* EXERCISE GOAL
Print the listing below in its entirety, character for character.

* RECORDS SHOWN
━━━━━━

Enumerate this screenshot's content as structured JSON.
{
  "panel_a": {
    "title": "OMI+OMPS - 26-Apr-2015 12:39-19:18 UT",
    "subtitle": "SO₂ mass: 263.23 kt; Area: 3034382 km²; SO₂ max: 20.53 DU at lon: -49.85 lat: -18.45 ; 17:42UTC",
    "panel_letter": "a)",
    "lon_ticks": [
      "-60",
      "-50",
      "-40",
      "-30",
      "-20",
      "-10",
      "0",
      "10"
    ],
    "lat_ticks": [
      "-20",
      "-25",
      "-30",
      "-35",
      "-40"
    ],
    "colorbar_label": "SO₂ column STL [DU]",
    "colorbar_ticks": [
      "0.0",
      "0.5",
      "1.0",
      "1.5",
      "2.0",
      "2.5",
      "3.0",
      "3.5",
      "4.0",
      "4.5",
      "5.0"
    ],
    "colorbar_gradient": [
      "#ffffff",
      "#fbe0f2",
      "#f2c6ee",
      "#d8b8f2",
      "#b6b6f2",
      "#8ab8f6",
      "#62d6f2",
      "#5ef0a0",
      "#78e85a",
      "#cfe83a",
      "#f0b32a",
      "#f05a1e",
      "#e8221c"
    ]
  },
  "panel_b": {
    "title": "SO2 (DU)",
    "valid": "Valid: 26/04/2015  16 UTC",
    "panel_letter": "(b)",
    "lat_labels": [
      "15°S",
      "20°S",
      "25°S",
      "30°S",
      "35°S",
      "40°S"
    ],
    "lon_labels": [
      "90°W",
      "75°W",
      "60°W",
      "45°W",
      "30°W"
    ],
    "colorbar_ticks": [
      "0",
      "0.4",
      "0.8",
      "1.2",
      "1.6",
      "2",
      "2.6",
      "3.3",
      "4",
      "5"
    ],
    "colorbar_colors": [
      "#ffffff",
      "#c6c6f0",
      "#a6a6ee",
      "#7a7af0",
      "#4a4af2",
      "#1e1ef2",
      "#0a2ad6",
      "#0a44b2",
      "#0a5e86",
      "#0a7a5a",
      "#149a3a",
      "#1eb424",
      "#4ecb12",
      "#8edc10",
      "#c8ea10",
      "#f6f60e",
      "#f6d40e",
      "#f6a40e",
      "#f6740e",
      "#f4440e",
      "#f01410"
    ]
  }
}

━━━━━━

* FULL SOLUTION
Enumerate this screenshot's content as structured JSON.
{
  "panel_a": {
    "title": "OMI+OMPS - 26-Apr-2015 12:39-19:18 UT",
    "subtitle": "SO₂ mass: 263.23 kt; Area: 3034382 km²; SO₂ max: 20.53 DU at lon: -49.85 lat: -18.45 ; 17:42UTC",
    "panel_letter": "a)",
    "lon_ticks": [
      "-60",
      "-50",
      "-40",
      "-30",
      "-20",
      "-10",
      "0",
      "10"
    ],
    "lat_ticks": [
      "-20",
      "-25",
      "-30",
      "-35",
      "-40"
    ],
    "colorbar_label": "SO₂ column STL [DU]",
    "colorbar_ticks": [
      "0.0",
      "0.5",
      "1.0",
      "1.5",
      "2.0",
      "2.5",
      "3.0",
      "3.5",
      "4.0",
      "4.5",
      "5.0"
    ],
    "colorbar_gradient": [
      "#ffffff",
      "#fbe0f2",
      "#f2c6ee",
      "#d8b8f2",
      "#b6b6f2",
      "#8ab8f6",
      "#62d6f2",
      "#5ef0a0",
      "#78e85a",
      "#cfe83a",
      "#f0b32a",
      "#f05a1e",
      "#e8221c"
    ]
  },
  "panel_b": {
    "title": "SO2 (DU)",
    "valid": "Valid: 26/04/2015  16 UTC",
    "panel_letter": "(b)",
    "lat_labels": [
      "15°S",
      "20°S",
      "25°S",
      "30°S",
      "35°S",
      "40°S"
    ],
    "lon_labels": [
      "90°W",
      "75°W",
      "60°W",
      "45°W",
      "30°W"
    ],
    "colorbar_ticks": [
      "0",
      "0.4",
      "0.8",
      "1.2",
      "1.6",
      "2",
      "2.6",
      "3.3",
      "4",
      "5"
    ],
    "colorbar_colors": [
      "#ffffff",
      "#c6c6f0",
      "#a6a6ee",
      "#7a7af0",
      "#4a4af2",
      "#1e1ef2",
      "#0a2ad6",
      "#0a44b2",
      "#0a5e86",
      "#0a7a5a",
      "#149a3a",
      "#1eb424",
      "#4ecb12",
      "#8edc10",
      "#c8ea10",
      "#f6f60e",
      "#f6d40e",
      "#f6a40e",
      "#f6740e",
      "#f4440e",
      "#f01410"
    ]
  }
}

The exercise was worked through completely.